## START
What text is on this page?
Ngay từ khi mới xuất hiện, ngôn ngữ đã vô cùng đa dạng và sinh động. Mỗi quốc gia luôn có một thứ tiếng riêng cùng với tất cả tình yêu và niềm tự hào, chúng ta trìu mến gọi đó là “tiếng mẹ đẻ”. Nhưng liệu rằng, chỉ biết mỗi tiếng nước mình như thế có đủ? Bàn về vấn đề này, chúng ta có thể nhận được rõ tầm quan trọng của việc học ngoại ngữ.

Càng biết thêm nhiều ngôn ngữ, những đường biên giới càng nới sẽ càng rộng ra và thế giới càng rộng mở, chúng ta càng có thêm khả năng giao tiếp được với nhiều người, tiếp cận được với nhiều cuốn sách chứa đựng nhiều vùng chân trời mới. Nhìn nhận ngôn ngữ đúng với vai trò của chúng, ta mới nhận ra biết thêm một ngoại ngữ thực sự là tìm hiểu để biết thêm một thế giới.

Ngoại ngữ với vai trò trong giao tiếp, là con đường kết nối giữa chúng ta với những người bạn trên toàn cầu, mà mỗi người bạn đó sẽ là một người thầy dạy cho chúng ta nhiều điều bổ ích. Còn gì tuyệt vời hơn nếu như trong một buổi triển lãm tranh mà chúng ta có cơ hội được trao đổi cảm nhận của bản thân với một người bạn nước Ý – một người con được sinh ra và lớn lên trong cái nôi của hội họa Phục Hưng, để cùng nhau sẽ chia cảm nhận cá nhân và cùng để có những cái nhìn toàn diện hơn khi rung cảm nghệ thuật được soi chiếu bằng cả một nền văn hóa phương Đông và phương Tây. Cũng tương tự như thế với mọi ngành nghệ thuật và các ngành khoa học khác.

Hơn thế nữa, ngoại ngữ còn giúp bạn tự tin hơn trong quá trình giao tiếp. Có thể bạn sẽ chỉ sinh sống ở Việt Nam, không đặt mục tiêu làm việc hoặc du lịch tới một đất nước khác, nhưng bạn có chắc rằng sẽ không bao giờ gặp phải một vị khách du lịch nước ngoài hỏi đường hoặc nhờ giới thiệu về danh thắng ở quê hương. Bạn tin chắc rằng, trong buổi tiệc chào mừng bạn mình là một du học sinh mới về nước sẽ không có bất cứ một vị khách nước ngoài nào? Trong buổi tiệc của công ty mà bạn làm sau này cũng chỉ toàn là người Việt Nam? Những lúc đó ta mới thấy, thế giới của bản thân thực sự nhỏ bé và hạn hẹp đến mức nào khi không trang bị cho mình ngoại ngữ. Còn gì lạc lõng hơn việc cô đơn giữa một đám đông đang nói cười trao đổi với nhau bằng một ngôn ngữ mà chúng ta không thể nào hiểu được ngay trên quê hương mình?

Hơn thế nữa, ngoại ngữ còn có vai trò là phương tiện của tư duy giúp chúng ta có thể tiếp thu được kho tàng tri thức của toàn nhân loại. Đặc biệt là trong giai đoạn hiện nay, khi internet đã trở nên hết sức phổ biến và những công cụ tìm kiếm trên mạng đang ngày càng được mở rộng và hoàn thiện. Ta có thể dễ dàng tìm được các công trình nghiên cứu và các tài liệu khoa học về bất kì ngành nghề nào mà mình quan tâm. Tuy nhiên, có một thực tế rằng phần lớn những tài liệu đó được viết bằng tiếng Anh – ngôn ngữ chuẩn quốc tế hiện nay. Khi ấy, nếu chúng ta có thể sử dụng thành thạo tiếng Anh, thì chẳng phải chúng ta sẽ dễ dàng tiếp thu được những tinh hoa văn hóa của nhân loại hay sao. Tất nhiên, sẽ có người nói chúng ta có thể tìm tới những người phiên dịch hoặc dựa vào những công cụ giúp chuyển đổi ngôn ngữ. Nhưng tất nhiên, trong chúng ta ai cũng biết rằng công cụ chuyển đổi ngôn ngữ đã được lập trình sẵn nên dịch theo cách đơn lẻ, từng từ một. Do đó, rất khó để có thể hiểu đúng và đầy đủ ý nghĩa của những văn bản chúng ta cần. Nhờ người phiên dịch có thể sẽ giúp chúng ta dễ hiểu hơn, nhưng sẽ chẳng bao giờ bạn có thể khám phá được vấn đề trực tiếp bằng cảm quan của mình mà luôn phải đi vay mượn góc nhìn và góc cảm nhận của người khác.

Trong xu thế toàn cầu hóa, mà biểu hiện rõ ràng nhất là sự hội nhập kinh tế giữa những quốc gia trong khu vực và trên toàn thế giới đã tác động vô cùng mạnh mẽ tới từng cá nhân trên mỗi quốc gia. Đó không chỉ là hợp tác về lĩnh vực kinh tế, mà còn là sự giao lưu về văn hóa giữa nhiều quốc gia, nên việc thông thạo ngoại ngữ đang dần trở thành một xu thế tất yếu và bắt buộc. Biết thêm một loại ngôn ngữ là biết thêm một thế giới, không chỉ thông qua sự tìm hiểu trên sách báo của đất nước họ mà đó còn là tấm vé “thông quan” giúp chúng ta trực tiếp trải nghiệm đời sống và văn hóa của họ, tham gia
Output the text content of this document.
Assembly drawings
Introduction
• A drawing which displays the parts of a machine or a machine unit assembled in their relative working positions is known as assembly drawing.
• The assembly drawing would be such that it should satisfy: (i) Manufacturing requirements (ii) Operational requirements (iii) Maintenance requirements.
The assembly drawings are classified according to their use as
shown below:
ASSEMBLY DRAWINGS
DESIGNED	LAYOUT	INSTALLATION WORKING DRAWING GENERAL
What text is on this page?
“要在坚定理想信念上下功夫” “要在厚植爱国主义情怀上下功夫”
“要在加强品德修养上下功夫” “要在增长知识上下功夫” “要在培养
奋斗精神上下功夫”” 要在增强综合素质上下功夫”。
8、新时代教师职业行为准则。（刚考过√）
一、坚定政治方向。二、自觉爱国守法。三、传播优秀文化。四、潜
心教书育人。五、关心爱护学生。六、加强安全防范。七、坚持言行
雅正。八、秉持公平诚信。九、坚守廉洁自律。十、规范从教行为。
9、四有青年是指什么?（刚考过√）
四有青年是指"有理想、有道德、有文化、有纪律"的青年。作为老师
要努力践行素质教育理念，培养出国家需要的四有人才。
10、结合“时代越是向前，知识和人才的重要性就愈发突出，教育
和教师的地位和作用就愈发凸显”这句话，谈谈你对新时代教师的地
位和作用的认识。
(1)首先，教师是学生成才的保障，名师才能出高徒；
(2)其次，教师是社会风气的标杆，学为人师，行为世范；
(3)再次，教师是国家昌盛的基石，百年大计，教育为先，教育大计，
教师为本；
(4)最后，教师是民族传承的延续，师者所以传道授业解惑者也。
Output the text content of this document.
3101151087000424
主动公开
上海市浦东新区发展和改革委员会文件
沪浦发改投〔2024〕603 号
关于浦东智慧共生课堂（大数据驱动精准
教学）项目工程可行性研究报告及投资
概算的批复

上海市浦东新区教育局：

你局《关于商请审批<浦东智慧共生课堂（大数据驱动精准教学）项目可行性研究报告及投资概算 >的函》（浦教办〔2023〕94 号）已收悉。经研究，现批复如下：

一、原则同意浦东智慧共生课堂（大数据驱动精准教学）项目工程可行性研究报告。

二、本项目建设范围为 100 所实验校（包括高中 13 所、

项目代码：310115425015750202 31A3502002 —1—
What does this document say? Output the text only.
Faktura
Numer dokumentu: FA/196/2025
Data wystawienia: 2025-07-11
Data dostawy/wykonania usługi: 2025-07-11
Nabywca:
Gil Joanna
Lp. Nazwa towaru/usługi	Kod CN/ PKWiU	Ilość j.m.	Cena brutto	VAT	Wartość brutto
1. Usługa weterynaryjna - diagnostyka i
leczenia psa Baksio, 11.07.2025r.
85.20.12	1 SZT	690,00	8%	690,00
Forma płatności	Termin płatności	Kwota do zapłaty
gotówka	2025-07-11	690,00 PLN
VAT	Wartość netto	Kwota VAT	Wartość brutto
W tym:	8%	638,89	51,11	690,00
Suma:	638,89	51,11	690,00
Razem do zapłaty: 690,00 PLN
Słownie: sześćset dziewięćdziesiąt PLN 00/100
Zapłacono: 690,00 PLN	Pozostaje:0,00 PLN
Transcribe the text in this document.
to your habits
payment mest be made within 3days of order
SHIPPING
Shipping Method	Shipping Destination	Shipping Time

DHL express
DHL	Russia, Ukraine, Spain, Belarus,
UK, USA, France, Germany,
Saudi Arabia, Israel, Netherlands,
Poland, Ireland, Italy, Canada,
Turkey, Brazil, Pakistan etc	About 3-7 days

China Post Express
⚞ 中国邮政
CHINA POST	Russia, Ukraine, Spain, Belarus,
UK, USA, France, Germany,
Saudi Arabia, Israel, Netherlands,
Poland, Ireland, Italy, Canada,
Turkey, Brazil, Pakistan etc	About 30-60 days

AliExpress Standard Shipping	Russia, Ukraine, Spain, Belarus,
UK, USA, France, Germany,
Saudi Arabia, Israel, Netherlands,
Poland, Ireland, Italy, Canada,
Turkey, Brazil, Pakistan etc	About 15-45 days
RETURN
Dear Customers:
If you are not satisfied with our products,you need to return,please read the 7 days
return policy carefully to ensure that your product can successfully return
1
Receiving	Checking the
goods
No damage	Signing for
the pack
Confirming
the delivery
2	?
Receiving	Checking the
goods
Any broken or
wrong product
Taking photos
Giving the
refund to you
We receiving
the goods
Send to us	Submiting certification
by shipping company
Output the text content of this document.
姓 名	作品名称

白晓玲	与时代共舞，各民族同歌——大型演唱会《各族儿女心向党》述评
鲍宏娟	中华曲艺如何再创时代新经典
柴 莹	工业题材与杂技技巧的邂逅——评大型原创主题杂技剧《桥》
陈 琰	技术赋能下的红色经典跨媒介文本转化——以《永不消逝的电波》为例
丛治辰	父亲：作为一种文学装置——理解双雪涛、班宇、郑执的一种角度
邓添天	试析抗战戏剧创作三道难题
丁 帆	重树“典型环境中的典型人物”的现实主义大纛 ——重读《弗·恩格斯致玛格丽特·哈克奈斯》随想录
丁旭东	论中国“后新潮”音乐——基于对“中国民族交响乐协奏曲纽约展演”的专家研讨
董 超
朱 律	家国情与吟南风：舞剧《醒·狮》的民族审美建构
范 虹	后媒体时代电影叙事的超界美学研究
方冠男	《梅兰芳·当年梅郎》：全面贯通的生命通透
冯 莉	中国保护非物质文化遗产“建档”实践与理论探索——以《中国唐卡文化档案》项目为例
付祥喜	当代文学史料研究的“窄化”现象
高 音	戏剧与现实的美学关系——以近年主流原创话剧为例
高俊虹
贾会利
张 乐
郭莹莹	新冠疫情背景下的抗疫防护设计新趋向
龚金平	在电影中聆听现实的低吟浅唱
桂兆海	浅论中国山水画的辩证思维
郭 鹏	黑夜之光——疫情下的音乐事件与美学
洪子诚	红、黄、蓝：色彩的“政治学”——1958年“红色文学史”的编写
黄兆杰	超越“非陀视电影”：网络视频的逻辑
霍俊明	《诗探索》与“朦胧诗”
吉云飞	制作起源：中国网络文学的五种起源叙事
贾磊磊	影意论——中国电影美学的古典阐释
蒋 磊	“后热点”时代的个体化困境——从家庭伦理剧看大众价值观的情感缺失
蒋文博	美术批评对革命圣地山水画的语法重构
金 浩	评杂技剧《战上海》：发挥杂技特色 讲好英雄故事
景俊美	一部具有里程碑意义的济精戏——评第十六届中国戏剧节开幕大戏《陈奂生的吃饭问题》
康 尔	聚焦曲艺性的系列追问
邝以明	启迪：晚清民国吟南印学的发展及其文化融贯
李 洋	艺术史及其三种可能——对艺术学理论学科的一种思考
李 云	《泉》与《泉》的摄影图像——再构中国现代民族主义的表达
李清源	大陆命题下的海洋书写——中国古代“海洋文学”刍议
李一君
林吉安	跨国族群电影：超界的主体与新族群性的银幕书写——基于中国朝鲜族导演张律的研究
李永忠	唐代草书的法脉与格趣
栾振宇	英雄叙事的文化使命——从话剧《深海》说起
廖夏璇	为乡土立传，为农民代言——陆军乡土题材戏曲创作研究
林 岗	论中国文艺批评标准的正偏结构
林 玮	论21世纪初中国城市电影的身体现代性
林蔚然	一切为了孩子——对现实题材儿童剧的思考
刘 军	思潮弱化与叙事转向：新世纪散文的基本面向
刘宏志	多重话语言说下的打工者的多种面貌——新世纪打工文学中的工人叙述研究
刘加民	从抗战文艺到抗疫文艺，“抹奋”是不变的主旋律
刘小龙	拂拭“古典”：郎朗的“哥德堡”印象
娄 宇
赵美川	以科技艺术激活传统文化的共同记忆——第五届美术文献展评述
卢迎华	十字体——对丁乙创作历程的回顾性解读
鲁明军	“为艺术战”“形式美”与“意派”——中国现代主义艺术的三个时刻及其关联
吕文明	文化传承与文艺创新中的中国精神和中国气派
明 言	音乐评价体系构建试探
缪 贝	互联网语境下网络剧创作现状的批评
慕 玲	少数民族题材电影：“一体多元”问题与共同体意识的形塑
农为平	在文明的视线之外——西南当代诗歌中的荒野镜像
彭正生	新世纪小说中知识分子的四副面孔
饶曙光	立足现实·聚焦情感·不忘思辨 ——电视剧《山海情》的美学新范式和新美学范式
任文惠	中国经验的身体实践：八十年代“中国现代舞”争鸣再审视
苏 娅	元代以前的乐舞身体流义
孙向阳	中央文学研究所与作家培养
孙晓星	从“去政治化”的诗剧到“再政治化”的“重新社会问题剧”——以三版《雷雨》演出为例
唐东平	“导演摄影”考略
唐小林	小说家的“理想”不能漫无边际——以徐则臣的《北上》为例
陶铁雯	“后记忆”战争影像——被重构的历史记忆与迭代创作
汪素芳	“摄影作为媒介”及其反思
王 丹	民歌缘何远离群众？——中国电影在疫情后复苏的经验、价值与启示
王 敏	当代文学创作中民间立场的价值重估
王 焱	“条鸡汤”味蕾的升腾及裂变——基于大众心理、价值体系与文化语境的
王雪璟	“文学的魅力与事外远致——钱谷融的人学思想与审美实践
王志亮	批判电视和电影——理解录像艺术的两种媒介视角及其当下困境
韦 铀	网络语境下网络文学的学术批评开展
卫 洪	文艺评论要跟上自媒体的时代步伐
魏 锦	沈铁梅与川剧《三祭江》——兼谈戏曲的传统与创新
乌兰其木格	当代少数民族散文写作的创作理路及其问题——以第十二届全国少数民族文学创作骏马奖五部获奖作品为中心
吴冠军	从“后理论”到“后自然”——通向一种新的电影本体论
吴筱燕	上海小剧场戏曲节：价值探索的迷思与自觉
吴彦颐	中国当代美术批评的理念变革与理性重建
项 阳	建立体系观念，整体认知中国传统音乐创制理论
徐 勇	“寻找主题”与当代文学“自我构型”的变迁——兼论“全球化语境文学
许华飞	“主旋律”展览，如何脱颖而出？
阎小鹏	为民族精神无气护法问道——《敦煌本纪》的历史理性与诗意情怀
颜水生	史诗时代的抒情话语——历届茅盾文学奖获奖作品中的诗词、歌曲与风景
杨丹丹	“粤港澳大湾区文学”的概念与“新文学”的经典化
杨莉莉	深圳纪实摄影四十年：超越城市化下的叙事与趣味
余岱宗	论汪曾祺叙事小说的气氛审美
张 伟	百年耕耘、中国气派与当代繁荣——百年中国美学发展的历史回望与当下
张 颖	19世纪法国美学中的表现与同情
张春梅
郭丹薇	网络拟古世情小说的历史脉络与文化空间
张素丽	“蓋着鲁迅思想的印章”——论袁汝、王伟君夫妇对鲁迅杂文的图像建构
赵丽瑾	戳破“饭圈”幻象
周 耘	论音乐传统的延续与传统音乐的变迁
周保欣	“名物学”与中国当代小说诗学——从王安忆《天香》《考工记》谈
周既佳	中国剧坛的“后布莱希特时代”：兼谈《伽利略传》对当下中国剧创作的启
## END
## Prompt
Which lines in the records above contain the string "that"? Copy each one.

## Exercise result
• The assembly drawing would be such that it should satisfy: (i) Manufacturing requirements (ii) Operational requirements (iii) Maintenance requirements.
return policy carefully to ensure that your product can successfully return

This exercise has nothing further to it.